## Try it
All lines in the records below with the word "Normalized" must be returned.
##########
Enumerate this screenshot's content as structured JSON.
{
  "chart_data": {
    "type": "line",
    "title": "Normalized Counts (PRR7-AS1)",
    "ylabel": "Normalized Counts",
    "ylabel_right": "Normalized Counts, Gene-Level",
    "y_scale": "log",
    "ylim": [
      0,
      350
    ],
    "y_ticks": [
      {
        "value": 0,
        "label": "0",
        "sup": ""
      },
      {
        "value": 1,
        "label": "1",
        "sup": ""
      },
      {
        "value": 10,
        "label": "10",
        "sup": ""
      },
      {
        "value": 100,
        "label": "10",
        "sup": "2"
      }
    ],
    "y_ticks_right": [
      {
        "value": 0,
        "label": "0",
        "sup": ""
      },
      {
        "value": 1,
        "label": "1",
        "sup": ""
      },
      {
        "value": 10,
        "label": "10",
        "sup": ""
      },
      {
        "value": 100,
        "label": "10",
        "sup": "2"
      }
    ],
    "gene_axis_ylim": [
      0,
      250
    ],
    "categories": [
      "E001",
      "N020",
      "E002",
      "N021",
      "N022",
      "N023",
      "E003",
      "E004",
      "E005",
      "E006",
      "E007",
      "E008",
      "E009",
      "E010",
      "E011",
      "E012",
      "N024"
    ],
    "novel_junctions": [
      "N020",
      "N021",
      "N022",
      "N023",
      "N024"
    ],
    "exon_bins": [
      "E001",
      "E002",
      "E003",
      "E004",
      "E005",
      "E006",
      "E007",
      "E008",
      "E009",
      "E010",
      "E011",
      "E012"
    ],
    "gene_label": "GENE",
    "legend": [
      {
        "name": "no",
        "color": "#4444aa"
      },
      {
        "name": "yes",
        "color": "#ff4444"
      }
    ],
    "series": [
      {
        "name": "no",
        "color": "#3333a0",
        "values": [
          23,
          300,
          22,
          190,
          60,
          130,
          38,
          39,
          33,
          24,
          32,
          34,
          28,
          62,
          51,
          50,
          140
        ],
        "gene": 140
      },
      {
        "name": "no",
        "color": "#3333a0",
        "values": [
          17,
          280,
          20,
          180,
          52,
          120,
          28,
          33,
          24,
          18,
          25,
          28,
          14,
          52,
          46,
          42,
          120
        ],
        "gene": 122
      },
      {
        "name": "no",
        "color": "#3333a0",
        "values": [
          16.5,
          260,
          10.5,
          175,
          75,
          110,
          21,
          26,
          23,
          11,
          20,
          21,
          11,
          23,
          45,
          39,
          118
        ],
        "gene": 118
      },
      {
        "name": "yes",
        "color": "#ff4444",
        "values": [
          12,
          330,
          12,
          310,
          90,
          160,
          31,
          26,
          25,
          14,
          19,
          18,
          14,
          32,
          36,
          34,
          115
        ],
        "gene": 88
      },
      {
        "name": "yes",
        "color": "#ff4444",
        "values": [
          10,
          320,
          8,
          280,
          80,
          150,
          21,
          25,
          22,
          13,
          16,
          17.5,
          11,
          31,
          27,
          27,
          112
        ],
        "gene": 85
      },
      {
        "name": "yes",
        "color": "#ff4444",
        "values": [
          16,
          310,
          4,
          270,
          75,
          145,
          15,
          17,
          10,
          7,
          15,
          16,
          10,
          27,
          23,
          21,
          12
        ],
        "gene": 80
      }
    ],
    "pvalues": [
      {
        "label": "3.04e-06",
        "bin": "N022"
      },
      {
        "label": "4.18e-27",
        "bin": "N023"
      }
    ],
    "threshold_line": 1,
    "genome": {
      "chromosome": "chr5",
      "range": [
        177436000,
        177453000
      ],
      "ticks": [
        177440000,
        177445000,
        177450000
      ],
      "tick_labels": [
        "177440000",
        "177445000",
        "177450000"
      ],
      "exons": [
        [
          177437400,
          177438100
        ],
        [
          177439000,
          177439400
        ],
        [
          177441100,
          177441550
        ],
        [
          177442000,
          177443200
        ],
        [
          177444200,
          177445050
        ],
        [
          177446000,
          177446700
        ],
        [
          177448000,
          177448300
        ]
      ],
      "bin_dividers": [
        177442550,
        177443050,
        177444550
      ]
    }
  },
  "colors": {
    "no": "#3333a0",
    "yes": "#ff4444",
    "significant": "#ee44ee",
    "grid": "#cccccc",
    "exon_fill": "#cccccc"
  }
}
##########
## Expected output
    "title": "Normalized Counts (PRR7-AS1)",
    "ylabel": "Normalized Counts",
    "ylabel_right": "Normalized Counts, Gene-Level",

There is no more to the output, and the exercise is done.